WHAT THE EXERCISE ASKS: Return each line of the material verbatim.

<<<<

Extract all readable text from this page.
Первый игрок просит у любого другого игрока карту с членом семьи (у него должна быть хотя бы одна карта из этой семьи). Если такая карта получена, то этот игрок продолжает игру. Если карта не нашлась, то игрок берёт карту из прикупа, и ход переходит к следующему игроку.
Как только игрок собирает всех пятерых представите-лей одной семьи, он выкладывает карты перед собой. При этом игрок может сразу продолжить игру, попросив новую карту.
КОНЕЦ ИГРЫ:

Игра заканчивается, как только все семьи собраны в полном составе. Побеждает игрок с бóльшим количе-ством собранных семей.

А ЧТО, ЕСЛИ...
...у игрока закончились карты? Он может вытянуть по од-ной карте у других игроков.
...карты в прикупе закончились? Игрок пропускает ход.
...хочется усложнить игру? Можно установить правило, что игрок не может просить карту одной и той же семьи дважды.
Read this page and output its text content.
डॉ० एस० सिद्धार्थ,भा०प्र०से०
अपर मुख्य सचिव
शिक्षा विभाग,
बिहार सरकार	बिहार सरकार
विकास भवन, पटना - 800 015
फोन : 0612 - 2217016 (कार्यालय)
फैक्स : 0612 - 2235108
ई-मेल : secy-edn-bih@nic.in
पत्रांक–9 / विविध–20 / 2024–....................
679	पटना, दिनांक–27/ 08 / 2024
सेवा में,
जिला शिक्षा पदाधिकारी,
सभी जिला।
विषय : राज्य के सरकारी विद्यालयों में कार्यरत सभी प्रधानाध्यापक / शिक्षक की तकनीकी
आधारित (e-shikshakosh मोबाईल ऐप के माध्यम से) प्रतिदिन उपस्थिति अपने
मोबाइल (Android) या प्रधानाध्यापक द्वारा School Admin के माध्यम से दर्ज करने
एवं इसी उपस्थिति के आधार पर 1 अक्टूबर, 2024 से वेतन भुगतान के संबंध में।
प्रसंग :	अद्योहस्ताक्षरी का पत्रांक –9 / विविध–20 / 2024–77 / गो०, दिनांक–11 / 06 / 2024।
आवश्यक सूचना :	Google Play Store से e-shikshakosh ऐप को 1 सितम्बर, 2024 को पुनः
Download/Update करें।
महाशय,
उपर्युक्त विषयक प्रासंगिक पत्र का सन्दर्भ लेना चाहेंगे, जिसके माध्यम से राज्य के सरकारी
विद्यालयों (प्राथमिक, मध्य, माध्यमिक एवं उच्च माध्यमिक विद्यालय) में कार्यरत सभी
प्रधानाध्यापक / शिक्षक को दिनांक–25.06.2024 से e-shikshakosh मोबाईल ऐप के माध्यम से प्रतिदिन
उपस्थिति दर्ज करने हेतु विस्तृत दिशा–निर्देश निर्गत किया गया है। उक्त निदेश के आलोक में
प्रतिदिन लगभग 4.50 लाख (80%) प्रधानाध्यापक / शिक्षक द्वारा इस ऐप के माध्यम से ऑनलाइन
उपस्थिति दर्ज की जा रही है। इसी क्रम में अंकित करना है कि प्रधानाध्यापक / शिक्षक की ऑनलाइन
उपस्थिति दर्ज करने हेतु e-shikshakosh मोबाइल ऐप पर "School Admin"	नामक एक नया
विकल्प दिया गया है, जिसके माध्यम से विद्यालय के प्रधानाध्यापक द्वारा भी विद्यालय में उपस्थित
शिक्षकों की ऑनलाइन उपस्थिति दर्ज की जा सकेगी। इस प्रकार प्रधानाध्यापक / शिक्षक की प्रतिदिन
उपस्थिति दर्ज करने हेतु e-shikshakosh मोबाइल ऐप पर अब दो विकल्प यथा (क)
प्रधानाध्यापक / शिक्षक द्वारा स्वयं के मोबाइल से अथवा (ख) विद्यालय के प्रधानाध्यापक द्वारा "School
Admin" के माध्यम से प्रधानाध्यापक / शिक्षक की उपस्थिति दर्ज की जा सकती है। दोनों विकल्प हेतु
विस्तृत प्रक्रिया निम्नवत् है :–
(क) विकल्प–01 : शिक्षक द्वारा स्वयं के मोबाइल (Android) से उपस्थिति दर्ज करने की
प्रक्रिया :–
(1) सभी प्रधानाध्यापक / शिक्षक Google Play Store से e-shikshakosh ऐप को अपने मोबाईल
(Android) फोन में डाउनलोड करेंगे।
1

>>>>

EXERCISE SOLUTION:
Extract all readable text from this page.
Первый игрок просит у любого другого игрока карту с членом семьи (у него должна быть хотя бы одна карта из этой семьи). Если такая карта получена, то этот игрок продолжает игру. Если карта не нашлась, то игрок берёт карту из прикупа, и ход переходит к следующему игроку.
Как только игрок собирает всех пятерых представите-лей одной семьи, он выкладывает карты перед собой. При этом игрок может сразу продолжить игру, попросив новую карту.
КОНЕЦ ИГРЫ:

Игра заканчивается, как только все семьи собраны в полном составе. Побеждает игрок с бóльшим количе-ством собранных семей.

А ЧТО, ЕСЛИ...
...у игрока закончились карты? Он может вытянуть по од-ной карте у других игроков.
...карты в прикупе закончились? Игрок пропускает ход.
...хочется усложнить игру? Можно установить правило, что игрок не может просить карту одной и той же семьи дважды.
Read this page and output its text content.
डॉ० एस० सिद्धार्थ,भा०प्र०से०
अपर मुख्य सचिव
शिक्षा विभाग,
बिहार सरकार	बिहार सरकार
विकास भवन, पटना - 800 015
फोन : 0612 - 2217016 (कार्यालय)
फैक्स : 0612 - 2235108
ई-मेल : secy-edn-bih@nic.in
पत्रांक–9 / विविध–20 / 2024–....................
679	पटना, दिनांक–27/ 08 / 2024
सेवा में,
जिला शिक्षा पदाधिकारी,
सभी जिला।
विषय : राज्य के सरकारी विद्यालयों में कार्यरत सभी प्रधानाध्यापक / शिक्षक की तकनीकी
आधारित (e-shikshakosh मोबाईल ऐप के माध्यम से) प्रतिदिन उपस्थिति अपने
मोबाइल (Android) या प्रधानाध्यापक द्वारा School Admin के माध्यम से दर्ज करने
एवं इसी उपस्थिति के आधार पर 1 अक्टूबर, 2024 से वेतन भुगतान के संबंध में।
प्रसंग :	अद्योहस्ताक्षरी का पत्रांक –9 / विविध–20 / 2024–77 / गो०, दिनांक–11 / 06 / 2024।
आवश्यक सूचना :	Google Play Store से e-shikshakosh ऐप को 1 सितम्बर, 2024 को पुनः
Download/Update करें।
महाशय,
उपर्युक्त विषयक प्रासंगिक पत्र का सन्दर्भ लेना चाहेंगे, जिसके माध्यम से राज्य के सरकारी
विद्यालयों (प्राथमिक, मध्य, माध्यमिक एवं उच्च माध्यमिक विद्यालय) में कार्यरत सभी
प्रधानाध्यापक / शिक्षक को दिनांक–25.06.2024 से e-shikshakosh मोबाईल ऐप के माध्यम से प्रतिदिन
उपस्थिति दर्ज करने हेतु विस्तृत दिशा–निर्देश निर्गत किया गया है। उक्त निदेश के आलोक में
प्रतिदिन लगभग 4.50 लाख (80%) प्रधानाध्यापक / शिक्षक द्वारा इस ऐप के माध्यम से ऑनलाइन
उपस्थिति दर्ज की जा रही है। इसी क्रम में अंकित करना है कि प्रधानाध्यापक / शिक्षक की ऑनलाइन
उपस्थिति दर्ज करने हेतु e-shikshakosh मोबाइल ऐप पर "School Admin"	नामक एक नया
विकल्प दिया गया है, जिसके माध्यम से विद्यालय के प्रधानाध्यापक द्वारा भी विद्यालय में उपस्थित
शिक्षकों की ऑनलाइन उपस्थिति दर्ज की जा सकेगी। इस प्रकार प्रधानाध्यापक / शिक्षक की प्रतिदिन
उपस्थिति दर्ज करने हेतु e-shikshakosh मोबाइल ऐप पर अब दो विकल्प यथा (क)
प्रधानाध्यापक / शिक्षक द्वारा स्वयं के मोबाइल से अथवा (ख) विद्यालय के प्रधानाध्यापक द्वारा "School
Admin" के माध्यम से प्रधानाध्यापक / शिक्षक की उपस्थिति दर्ज की जा सकती है। दोनों विकल्प हेतु
विस्तृत प्रक्रिया निम्नवत् है :–
(क) विकल्प–01 : शिक्षक द्वारा स्वयं के मोबाइल (Android) से उपस्थिति दर्ज करने की
प्रक्रिया :–
(1) सभी प्रधानाध्यापक / शिक्षक Google Play Store से e-shikshakosh ऐप को अपने मोबाईल
(Android) फोन में डाउनलोड करेंगे।
1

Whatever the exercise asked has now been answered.